> _Written problem_
Look through the data below. Show each line where the string "twitter" occurs.

> _Task material_
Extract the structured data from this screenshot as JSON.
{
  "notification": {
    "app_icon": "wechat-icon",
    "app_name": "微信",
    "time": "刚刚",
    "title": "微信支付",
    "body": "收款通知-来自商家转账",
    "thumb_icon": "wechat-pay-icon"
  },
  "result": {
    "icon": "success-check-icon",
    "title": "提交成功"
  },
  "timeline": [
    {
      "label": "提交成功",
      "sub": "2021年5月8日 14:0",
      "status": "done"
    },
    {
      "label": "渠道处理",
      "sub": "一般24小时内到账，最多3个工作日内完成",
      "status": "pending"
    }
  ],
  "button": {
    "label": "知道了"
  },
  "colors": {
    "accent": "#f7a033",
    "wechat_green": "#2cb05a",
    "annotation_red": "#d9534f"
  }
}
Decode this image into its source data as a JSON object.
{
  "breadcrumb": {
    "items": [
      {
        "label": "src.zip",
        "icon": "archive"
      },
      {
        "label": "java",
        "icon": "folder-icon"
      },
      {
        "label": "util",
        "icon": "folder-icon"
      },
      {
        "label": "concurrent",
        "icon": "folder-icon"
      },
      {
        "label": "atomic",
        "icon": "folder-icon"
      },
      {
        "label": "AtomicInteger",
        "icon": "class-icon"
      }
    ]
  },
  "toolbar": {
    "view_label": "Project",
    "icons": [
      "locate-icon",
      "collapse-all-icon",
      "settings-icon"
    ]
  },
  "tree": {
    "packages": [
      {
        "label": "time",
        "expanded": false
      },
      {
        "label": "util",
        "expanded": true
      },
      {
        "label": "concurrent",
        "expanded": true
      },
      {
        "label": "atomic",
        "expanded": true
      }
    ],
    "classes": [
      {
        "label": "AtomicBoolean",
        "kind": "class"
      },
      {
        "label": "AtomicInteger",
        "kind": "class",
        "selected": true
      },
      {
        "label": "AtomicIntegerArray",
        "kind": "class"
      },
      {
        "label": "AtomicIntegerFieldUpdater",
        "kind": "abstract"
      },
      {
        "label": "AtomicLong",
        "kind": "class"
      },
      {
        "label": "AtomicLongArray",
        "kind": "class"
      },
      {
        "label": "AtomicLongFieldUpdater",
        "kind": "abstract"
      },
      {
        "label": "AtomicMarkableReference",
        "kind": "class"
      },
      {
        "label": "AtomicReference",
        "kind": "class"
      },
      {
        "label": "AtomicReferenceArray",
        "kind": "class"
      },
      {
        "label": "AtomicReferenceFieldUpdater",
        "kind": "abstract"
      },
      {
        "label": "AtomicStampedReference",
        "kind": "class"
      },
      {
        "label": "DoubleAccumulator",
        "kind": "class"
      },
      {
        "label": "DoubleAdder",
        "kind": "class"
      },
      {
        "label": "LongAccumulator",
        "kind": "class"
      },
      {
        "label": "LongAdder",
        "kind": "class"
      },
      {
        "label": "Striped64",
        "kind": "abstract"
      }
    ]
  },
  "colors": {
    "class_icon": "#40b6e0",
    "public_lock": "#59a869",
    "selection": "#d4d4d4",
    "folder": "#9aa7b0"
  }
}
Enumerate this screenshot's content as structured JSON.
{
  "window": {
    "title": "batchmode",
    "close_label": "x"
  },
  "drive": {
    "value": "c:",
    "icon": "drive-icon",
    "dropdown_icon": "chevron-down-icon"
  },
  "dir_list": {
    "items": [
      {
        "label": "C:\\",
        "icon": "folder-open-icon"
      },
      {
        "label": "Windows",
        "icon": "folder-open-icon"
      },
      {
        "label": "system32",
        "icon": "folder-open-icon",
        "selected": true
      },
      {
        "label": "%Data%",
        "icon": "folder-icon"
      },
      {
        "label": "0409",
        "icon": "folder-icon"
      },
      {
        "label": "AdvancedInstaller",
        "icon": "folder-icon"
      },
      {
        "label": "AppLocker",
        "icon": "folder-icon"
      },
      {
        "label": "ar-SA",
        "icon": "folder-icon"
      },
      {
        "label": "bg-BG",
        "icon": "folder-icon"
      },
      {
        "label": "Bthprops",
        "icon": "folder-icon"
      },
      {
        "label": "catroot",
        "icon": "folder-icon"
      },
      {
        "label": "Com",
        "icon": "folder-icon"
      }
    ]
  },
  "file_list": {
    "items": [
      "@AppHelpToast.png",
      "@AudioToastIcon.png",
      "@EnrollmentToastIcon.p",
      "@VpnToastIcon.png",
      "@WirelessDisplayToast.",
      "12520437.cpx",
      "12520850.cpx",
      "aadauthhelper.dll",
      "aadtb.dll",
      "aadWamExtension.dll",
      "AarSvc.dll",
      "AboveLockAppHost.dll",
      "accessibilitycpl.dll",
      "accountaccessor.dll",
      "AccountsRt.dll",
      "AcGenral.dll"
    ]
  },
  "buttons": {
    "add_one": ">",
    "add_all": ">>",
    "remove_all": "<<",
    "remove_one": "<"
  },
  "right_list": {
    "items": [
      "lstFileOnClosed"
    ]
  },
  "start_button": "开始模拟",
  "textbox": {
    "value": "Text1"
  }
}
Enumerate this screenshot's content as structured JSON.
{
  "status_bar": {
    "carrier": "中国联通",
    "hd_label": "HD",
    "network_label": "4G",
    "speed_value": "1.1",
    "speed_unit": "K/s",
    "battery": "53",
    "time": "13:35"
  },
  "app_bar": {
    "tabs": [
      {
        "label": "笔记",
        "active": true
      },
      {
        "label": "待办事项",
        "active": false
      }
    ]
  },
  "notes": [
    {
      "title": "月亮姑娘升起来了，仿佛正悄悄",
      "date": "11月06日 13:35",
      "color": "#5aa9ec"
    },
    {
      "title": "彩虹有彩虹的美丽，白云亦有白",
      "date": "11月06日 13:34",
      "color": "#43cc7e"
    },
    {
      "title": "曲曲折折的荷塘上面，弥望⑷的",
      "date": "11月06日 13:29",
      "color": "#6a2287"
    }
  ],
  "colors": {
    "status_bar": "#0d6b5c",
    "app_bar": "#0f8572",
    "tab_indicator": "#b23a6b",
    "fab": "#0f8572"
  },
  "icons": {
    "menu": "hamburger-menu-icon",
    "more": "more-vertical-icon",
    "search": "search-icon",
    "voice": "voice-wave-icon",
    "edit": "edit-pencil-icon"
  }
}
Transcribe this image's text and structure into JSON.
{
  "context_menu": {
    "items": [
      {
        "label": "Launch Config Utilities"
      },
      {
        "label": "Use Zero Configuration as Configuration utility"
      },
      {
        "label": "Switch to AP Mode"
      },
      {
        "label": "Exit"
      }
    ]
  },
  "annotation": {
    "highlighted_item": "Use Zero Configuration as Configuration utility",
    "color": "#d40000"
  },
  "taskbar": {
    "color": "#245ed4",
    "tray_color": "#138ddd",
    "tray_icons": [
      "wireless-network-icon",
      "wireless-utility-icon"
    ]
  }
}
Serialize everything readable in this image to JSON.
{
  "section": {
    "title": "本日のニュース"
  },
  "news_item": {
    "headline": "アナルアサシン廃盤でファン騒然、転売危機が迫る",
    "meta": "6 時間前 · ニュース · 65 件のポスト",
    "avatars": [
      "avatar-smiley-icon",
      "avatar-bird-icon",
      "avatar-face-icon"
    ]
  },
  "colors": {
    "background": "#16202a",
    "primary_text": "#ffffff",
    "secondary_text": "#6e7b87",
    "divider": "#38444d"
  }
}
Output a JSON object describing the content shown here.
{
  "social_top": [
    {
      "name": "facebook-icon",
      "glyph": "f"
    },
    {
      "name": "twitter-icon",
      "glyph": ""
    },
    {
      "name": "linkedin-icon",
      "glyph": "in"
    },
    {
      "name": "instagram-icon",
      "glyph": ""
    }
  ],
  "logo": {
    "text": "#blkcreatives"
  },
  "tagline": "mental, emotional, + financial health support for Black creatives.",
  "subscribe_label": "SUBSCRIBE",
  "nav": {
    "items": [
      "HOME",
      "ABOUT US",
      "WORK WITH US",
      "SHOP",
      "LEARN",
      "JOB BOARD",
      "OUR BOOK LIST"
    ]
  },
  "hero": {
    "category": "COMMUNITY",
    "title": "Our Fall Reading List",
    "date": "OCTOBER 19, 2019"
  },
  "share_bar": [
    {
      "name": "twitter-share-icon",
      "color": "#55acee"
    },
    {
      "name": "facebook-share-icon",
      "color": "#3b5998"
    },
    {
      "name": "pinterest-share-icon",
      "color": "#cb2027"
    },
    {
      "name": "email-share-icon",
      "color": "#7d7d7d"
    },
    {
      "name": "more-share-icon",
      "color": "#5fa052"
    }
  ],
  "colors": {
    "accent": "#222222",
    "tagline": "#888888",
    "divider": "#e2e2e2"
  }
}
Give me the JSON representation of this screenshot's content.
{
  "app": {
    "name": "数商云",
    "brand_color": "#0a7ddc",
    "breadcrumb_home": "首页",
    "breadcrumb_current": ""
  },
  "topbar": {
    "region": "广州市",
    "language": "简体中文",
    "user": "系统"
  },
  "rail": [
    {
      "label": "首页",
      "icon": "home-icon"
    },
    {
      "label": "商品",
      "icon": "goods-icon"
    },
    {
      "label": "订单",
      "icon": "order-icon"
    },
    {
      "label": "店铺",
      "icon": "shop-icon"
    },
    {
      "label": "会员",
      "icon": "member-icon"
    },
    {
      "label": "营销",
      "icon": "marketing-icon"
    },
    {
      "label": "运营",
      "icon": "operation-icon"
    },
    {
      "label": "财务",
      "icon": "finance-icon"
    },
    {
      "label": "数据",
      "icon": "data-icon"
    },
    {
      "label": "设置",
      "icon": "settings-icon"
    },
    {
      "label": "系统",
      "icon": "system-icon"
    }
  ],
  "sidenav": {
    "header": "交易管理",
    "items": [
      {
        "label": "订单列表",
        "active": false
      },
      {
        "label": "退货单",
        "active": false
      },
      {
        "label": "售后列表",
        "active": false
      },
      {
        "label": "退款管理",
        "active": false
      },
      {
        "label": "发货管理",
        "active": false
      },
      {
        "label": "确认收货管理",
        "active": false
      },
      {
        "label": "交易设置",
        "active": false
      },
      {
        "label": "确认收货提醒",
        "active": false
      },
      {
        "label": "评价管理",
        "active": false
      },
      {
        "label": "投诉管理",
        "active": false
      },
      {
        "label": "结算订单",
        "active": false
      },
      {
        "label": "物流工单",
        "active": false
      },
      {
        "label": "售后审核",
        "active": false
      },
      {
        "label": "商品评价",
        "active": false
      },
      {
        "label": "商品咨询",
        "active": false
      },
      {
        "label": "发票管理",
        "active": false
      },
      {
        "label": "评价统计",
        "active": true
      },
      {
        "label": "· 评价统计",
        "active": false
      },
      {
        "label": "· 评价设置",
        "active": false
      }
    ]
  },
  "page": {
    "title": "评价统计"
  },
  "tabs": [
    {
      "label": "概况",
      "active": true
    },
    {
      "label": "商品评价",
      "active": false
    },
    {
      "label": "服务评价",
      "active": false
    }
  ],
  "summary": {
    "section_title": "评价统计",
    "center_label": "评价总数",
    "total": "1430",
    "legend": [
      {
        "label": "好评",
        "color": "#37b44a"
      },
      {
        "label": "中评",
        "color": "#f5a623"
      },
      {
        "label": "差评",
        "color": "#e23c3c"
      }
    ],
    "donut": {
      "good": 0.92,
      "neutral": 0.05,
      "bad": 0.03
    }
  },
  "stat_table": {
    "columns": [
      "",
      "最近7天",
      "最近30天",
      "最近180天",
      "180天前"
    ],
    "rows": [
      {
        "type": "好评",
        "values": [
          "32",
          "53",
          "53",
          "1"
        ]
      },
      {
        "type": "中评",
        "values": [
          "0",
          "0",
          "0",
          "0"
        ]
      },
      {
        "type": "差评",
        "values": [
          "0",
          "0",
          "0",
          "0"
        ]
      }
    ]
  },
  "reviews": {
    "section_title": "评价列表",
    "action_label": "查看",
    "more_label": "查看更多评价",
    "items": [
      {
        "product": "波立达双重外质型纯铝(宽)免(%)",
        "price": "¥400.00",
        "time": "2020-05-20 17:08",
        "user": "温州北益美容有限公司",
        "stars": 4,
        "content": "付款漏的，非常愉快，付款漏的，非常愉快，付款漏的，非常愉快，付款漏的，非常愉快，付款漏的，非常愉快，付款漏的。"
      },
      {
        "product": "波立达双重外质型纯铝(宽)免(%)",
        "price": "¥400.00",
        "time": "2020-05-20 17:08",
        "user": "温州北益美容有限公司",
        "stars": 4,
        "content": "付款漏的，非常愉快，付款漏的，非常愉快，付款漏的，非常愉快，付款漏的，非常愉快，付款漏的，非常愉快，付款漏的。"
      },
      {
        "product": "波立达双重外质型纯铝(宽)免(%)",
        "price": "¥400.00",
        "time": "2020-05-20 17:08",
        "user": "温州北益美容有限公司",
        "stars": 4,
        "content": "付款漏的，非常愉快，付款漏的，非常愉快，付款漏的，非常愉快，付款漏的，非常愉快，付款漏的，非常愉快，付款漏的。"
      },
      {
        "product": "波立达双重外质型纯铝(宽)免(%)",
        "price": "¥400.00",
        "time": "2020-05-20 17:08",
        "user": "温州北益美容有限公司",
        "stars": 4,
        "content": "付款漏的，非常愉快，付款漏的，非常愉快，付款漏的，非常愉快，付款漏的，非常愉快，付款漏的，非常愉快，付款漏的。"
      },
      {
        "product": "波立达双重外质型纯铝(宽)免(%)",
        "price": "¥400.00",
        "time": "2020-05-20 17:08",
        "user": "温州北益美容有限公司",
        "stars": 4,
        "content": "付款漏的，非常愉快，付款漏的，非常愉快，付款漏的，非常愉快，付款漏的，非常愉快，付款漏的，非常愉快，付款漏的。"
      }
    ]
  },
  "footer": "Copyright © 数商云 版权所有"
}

> _Answer_
      "name": "twitter-icon",
      "name": "twitter-share-icon",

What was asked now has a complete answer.